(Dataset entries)
************
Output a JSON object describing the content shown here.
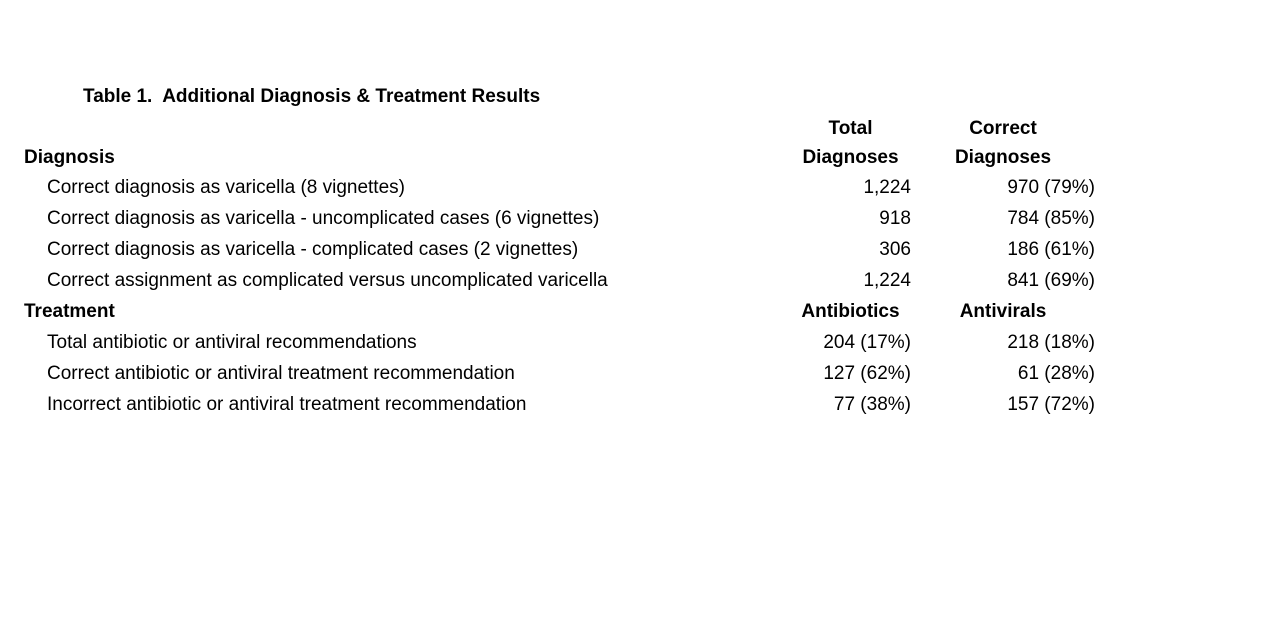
{
  "page": {
    "background_color": "#ffffff",
    "text_color": "#000000"
  },
  "title": "Table 1.  Additional Diagnosis & Treatment Results",
  "table": {
    "diagnosis_section": {
      "label": "Diagnosis",
      "columns": [
        {
          "line1": "Total",
          "line2": "Diagnoses"
        },
        {
          "line1": "Correct",
          "line2": "Diagnoses"
        }
      ],
      "rows": [
        {
          "label": "Correct diagnosis as varicella (8 vignettes)",
          "total": "1,224",
          "correct": "970 (79%)"
        },
        {
          "label": "Correct diagnosis as varicella - uncomplicated cases (6 vignettes)",
          "total": "918",
          "correct": "784 (85%)"
        },
        {
          "label": "Correct diagnosis as varicella - complicated cases (2 vignettes)",
          "total": "306",
          "correct": "186 (61%)"
        },
        {
          "label": "Correct assignment as complicated versus uncomplicated varicella",
          "total": "1,224",
          "correct": "841 (69%)"
        }
      ]
    },
    "treatment_section": {
      "label": "Treatment",
      "columns": [
        {
          "line1": "Antibiotics"
        },
        {
          "line1": "Antivirals"
        }
      ],
      "rows": [
        {
          "label": "Total antibiotic or antiviral recommendations",
          "antibiotics": "204 (17%)",
          "antivirals": "218 (18%)"
        },
        {
          "label": "Correct antibiotic or antiviral treatment recommendation",
          "antibiotics": "127 (62%)",
          "antivirals": "61 (28%)"
        },
        {
          "label": "Incorrect antibiotic or antiviral treatment recommendation",
          "antibiotics": "77 (38%)",
          "antivirals": "157 (72%)"
        }
      ]
    }
  }
}
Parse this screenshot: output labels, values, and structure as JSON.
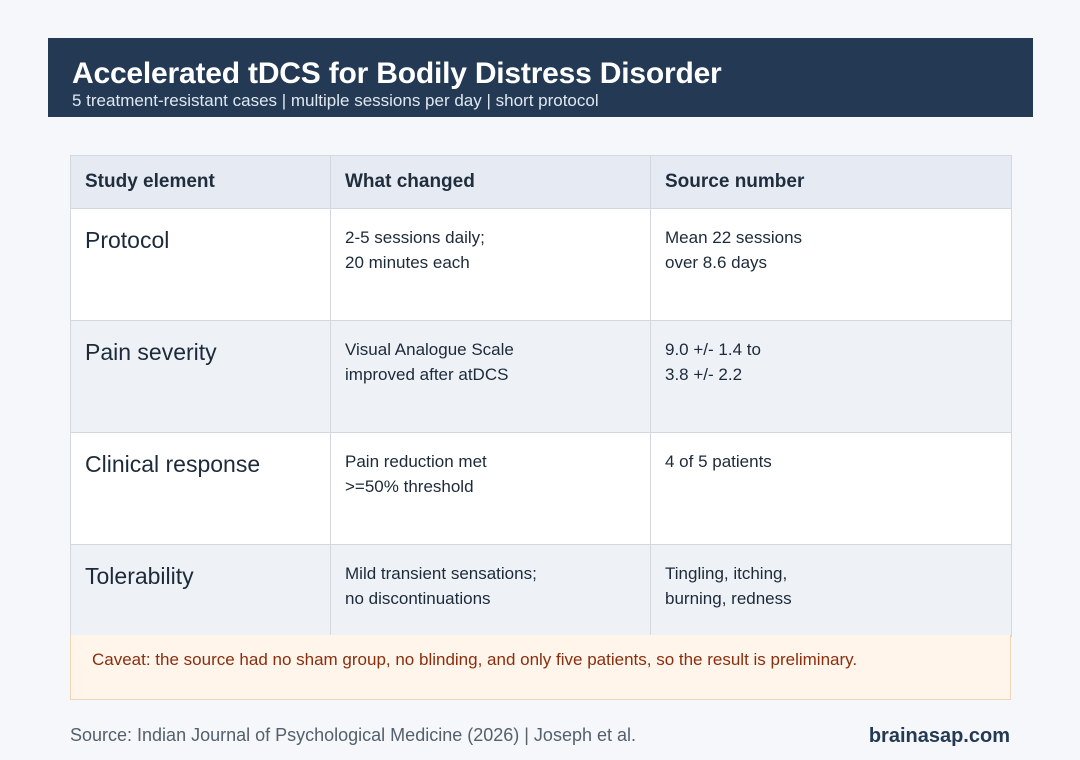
{
  "header": {
    "title": "Accelerated tDCS for Bodily Distress Disorder",
    "subtitle": "5 treatment-resistant cases | multiple sessions per day | short protocol"
  },
  "table": {
    "columns": [
      "Study element",
      "What changed",
      "Source number"
    ],
    "rows": [
      {
        "element": "Protocol",
        "changed": [
          "2-5 sessions daily;",
          "20 minutes each"
        ],
        "source": [
          "Mean 22 sessions",
          "over 8.6 days"
        ]
      },
      {
        "element": "Pain severity",
        "changed": [
          "Visual Analogue Scale",
          "improved after atDCS"
        ],
        "source": [
          "9.0 +/- 1.4 to",
          "3.8 +/- 2.2"
        ]
      },
      {
        "element": "Clinical response",
        "changed": [
          "Pain reduction met",
          ">=50% threshold"
        ],
        "source": [
          "4 of 5 patients"
        ]
      },
      {
        "element": "Tolerability",
        "changed": [
          "Mild transient sensations;",
          "no discontinuations"
        ],
        "source": [
          "Tingling, itching,",
          "burning, redness"
        ]
      }
    ]
  },
  "caveat": "Caveat: the source had no sham group, no blinding, and only five patients, so the result is preliminary.",
  "footer": {
    "source": "Source: Indian Journal of Psychological Medicine (2026) | Joseph et al.",
    "brand": "brainasap.com"
  },
  "colors": {
    "header_bg": "#243a54",
    "table_header_bg": "#e6ebf3",
    "alt_row_bg": "#eef2f7",
    "caveat_bg": "#fff5eb",
    "caveat_text": "#8a2e0e"
  }
}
************
WORK REQUIRED
Every record must be copied exactly, with the pictures left out.

SOLUTION FOR THIS TASK
Output a JSON object describing the content shown here.
{
  "page": {
    "background_color": "#ffffff",
    "text_color": "#000000"
  },
  "title": "Table 1.  Additional Diagnosis & Treatment Results",
  "table": {
    "diagnosis_section": {
      "label": "Diagnosis",
      "columns": [
        {
          "line1": "Total",
          "line2": "Diagnoses"
        },
        {
          "line1": "Correct",
          "line2": "Diagnoses"
        }
      ],
      "rows": [
        {
          "label": "Correct diagnosis as varicella (8 vignettes)",
          "total": "1,224",
          "correct": "970 (79%)"
        },
        {
          "label": "Correct diagnosis as varicella - uncomplicated cases (6 vignettes)",
          "total": "918",
          "correct": "784 (85%)"
        },
        {
          "label": "Correct diagnosis as varicella - complicated cases (2 vignettes)",
          "total": "306",
          "correct": "186 (61%)"
        },
        {
          "label": "Correct assignment as complicated versus uncomplicated varicella",
          "total": "1,224",
          "correct": "841 (69%)"
        }
      ]
    },
    "treatment_section": {
      "label": "Treatment",
      "columns": [
        {
          "line1": "Antibiotics"
        },
        {
          "line1": "Antivirals"
        }
      ],
      "rows": [
        {
          "label": "Total antibiotic or antiviral recommendations",
          "antibiotics": "204 (17%)",
          "antivirals": "218 (18%)"
        },
        {
          "label": "Correct antibiotic or antiviral treatment recommendation",
          "antibiotics": "127 (62%)",
          "antivirals": "61 (28%)"
        },
        {
          "label": "Incorrect antibiotic or antiviral treatment recommendation",
          "antibiotics": "77 (38%)",
          "antivirals": "157 (72%)"
        }
      ]
    }
  }
}
Parse this screenshot: output labels, values, and structure as JSON.
{
  "header": {
    "title": "Accelerated tDCS for Bodily Distress Disorder",
    "subtitle": "5 treatment-resistant cases | multiple sessions per day | short protocol"
  },
  "table": {
    "columns": [
      "Study element",
      "What changed",
      "Source number"
    ],
    "rows": [
      {
        "element": "Protocol",
        "changed": [
          "2-5 sessions daily;",
          "20 minutes each"
        ],
        "source": [
          "Mean 22 sessions",
          "over 8.6 days"
        ]
      },
      {
        "element": "Pain severity",
        "changed": [
          "Visual Analogue Scale",
          "improved after atDCS"
        ],
        "source": [
          "9.0 +/- 1.4 to",
          "3.8 +/- 2.2"
        ]
      },
      {
        "element": "Clinical response",
        "changed": [
          "Pain reduction met",
          ">=50% threshold"
        ],
        "source": [
          "4 of 5 patients"
        ]
      },
      {
        "element": "Tolerability",
        "changed": [
          "Mild transient sensations;",
          "no discontinuations"
        ],
        "source": [
          "Tingling, itching,",
          "burning, redness"
        ]
      }
    ]
  },
  "caveat": "Caveat: the source had no sham group, no blinding, and only five patients, so the result is preliminary.",
  "footer": {
    "source": "Source: Indian Journal of Psychological Medicine (2026) | Joseph et al.",
    "brand": "brainasap.com"
  },
  "colors": {
    "header_bg": "#243a54",
    "table_header_bg": "#e6ebf3",
    "alt_row_bg": "#eef2f7",
    "caveat_bg": "#fff5eb",
    "caveat_text": "#8a2e0e"
  }
}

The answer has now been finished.